#### Objective:
Pictures appear in the records below; write out everything else exactly.

#### Records shown:
>> begin

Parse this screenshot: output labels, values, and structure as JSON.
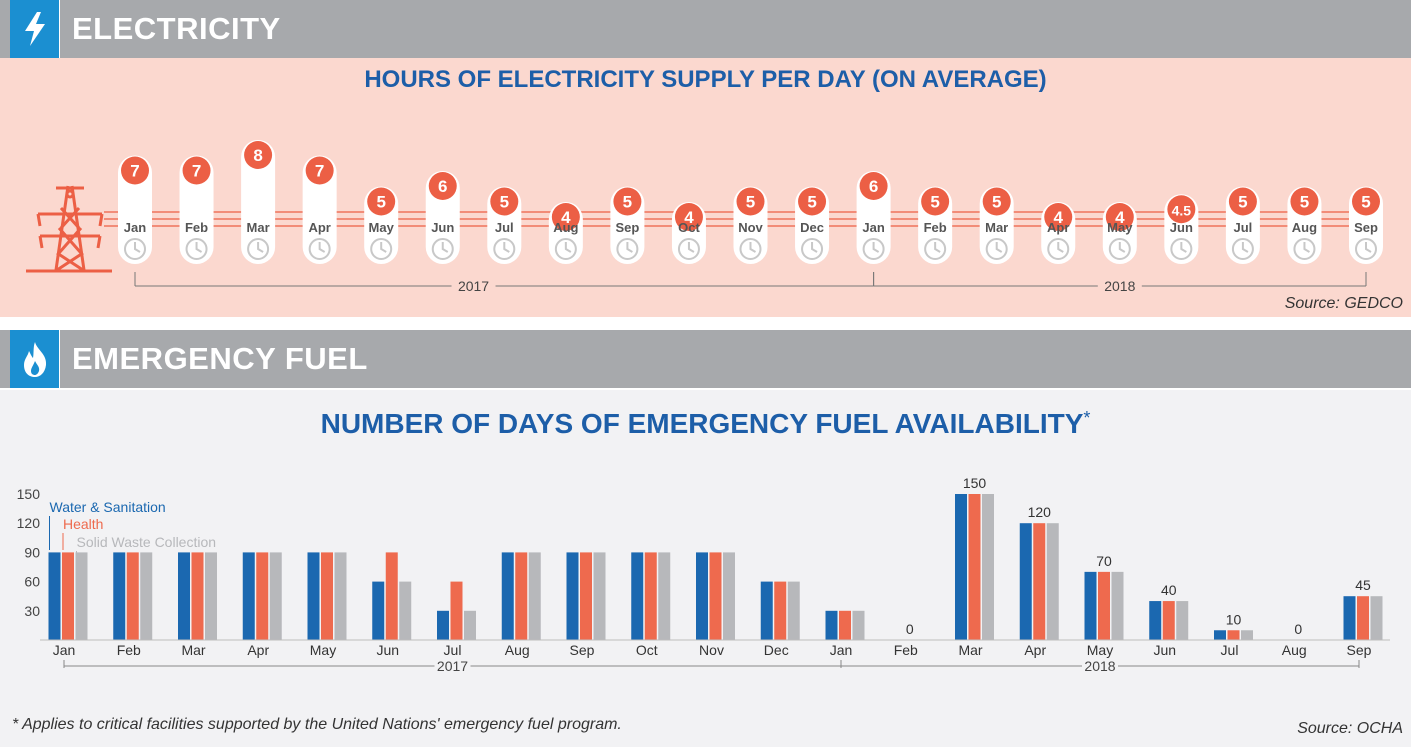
{
  "electricity": {
    "header": "ELECTRICITY",
    "title": "HOURS OF ELECTRICITY SUPPLY PER DAY (ON AVERAGE)",
    "source": "Source: GEDCO"
  },
  "fuel": {
    "header": "EMERGENCY FUEL",
    "title": "NUMBER OF DAYS OF EMERGENCY FUEL AVAILABILITY",
    "title_mark": "*",
    "footnote": "* Applies to critical facilities supported by the United Nations' emergency fuel program.",
    "source": "Source: OCHA"
  },
  "colors": {
    "header_gray": "#a7a9ac",
    "icon_blue": "#1b8fd1",
    "title_blue": "#1d5ea8",
    "accent_red": "#ec5f45",
    "water_blue": "#1b68b0",
    "health_red": "#ee6a4e",
    "waste_gray": "#b7b8bb"
  },
  "chart_data": [
    {
      "type": "bar",
      "title": "HOURS OF ELECTRICITY SUPPLY PER DAY (ON AVERAGE)",
      "categories": [
        "Jan",
        "Feb",
        "Mar",
        "Apr",
        "May",
        "Jun",
        "Jul",
        "Aug",
        "Sep",
        "Oct",
        "Nov",
        "Dec",
        "Jan",
        "Feb",
        "Mar",
        "Apr",
        "May",
        "Jun",
        "Jul",
        "Aug",
        "Sep"
      ],
      "values": [
        7,
        7,
        8,
        7,
        5,
        6,
        5,
        4,
        5,
        4,
        5,
        5,
        6,
        5,
        5,
        4,
        4,
        4.5,
        5,
        5,
        5
      ],
      "value_labels": [
        "7",
        "7",
        "8",
        "7",
        "5",
        "6",
        "5",
        "4",
        "5",
        "4",
        "5",
        "5",
        "6",
        "5",
        "5",
        "4",
        "4",
        "4.5",
        "5",
        "5",
        "5"
      ],
      "year_groups": [
        {
          "label": "2017",
          "start": 0,
          "end": 11
        },
        {
          "label": "2018",
          "start": 12,
          "end": 20
        }
      ]
    },
    {
      "type": "bar",
      "title": "NUMBER OF DAYS OF EMERGENCY FUEL AVAILABILITY",
      "categories": [
        "Jan",
        "Feb",
        "Mar",
        "Apr",
        "May",
        "Jun",
        "Jul",
        "Aug",
        "Sep",
        "Oct",
        "Nov",
        "Dec",
        "Jan",
        "Feb",
        "Mar",
        "Apr",
        "May",
        "Jun",
        "Jul",
        "Aug",
        "Sep"
      ],
      "yticks": [
        30,
        60,
        90,
        120,
        150
      ],
      "ylim": [
        0,
        150
      ],
      "series": [
        {
          "name": "Water & Sanitation",
          "color": "#1b68b0",
          "values": [
            90,
            90,
            90,
            90,
            90,
            60,
            30,
            90,
            90,
            90,
            90,
            60,
            30,
            0,
            150,
            120,
            70,
            40,
            10,
            0,
            45
          ]
        },
        {
          "name": "Health",
          "color": "#ee6a4e",
          "values": [
            90,
            90,
            90,
            90,
            90,
            90,
            60,
            90,
            90,
            90,
            90,
            60,
            30,
            0,
            150,
            120,
            70,
            40,
            10,
            0,
            45
          ]
        },
        {
          "name": "Solid Waste Collection",
          "color": "#b7b8bb",
          "values": [
            90,
            90,
            90,
            90,
            90,
            60,
            30,
            90,
            90,
            90,
            90,
            60,
            30,
            0,
            150,
            120,
            70,
            40,
            10,
            0,
            45
          ]
        }
      ],
      "value_labels": [
        "",
        "",
        "",
        "",
        "",
        "",
        "",
        "",
        "",
        "",
        "",
        "",
        "",
        "0",
        "150",
        "120",
        "70",
        "40",
        "10",
        "0",
        "45"
      ],
      "year_groups": [
        {
          "label": "2017",
          "start": 0,
          "end": 11
        },
        {
          "label": "2018",
          "start": 12,
          "end": 20
        }
      ]
    }
  ]
}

>> end

#### Complete response:
Parse this screenshot: output labels, values, and structure as JSON.
{
  "electricity": {
    "header": "ELECTRICITY",
    "title": "HOURS OF ELECTRICITY SUPPLY PER DAY (ON AVERAGE)",
    "source": "Source: GEDCO"
  },
  "fuel": {
    "header": "EMERGENCY FUEL",
    "title": "NUMBER OF DAYS OF EMERGENCY FUEL AVAILABILITY",
    "title_mark": "*",
    "footnote": "* Applies to critical facilities supported by the United Nations' emergency fuel program.",
    "source": "Source: OCHA"
  },
  "colors": {
    "header_gray": "#a7a9ac",
    "icon_blue": "#1b8fd1",
    "title_blue": "#1d5ea8",
    "accent_red": "#ec5f45",
    "water_blue": "#1b68b0",
    "health_red": "#ee6a4e",
    "waste_gray": "#b7b8bb"
  },
  "chart_data": [
    {
      "type": "bar",
      "title": "HOURS OF ELECTRICITY SUPPLY PER DAY (ON AVERAGE)",
      "categories": [
        "Jan",
        "Feb",
        "Mar",
        "Apr",
        "May",
        "Jun",
        "Jul",
        "Aug",
        "Sep",
        "Oct",
        "Nov",
        "Dec",
        "Jan",
        "Feb",
        "Mar",
        "Apr",
        "May",
        "Jun",
        "Jul",
        "Aug",
        "Sep"
      ],
      "values": [
        7,
        7,
        8,
        7,
        5,
        6,
        5,
        4,
        5,
        4,
        5,
        5,
        6,
        5,
        5,
        4,
        4,
        4.5,
        5,
        5,
        5
      ],
      "value_labels": [
        "7",
        "7",
        "8",
        "7",
        "5",
        "6",
        "5",
        "4",
        "5",
        "4",
        "5",
        "5",
        "6",
        "5",
        "5",
        "4",
        "4",
        "4.5",
        "5",
        "5",
        "5"
      ],
      "year_groups": [
        {
          "label": "2017",
          "start": 0,
          "end": 11
        },
        {
          "label": "2018",
          "start": 12,
          "end": 20
        }
      ]
    },
    {
      "type": "bar",
      "title": "NUMBER OF DAYS OF EMERGENCY FUEL AVAILABILITY",
      "categories": [
        "Jan",
        "Feb",
        "Mar",
        "Apr",
        "May",
        "Jun",
        "Jul",
        "Aug",
        "Sep",
        "Oct",
        "Nov",
        "Dec",
        "Jan",
        "Feb",
        "Mar",
        "Apr",
        "May",
        "Jun",
        "Jul",
        "Aug",
        "Sep"
      ],
      "yticks": [
        30,
        60,
        90,
        120,
        150
      ],
      "ylim": [
        0,
        150
      ],
      "series": [
        {
          "name": "Water & Sanitation",
          "color": "#1b68b0",
          "values": [
            90,
            90,
            90,
            90,
            90,
            60,
            30,
            90,
            90,
            90,
            90,
            60,
            30,
            0,
            150,
            120,
            70,
            40,
            10,
            0,
            45
          ]
        },
        {
          "name": "Health",
          "color": "#ee6a4e",
          "values": [
            90,
            90,
            90,
            90,
            90,
            90,
            60,
            90,
            90,
            90,
            90,
            60,
            30,
            0,
            150,
            120,
            70,
            40,
            10,
            0,
            45
          ]
        },
        {
          "name": "Solid Waste Collection",
          "color": "#b7b8bb",
          "values": [
            90,
            90,
            90,
            90,
            90,
            60,
            30,
            90,
            90,
            90,
            90,
            60,
            30,
            0,
            150,
            120,
            70,
            40,
            10,
            0,
            45
          ]
        }
      ],
      "value_labels": [
        "",
        "",
        "",
        "",
        "",
        "",
        "",
        "",
        "",
        "",
        "",
        "",
        "",
        "0",
        "150",
        "120",
        "70",
        "40",
        "10",
        "0",
        "45"
      ],
      "year_groups": [
        {
          "label": "2017",
          "start": 0,
          "end": 11
        },
        {
          "label": "2018",
          "start": 12,
          "end": 20
        }
      ]
    }
  ]
}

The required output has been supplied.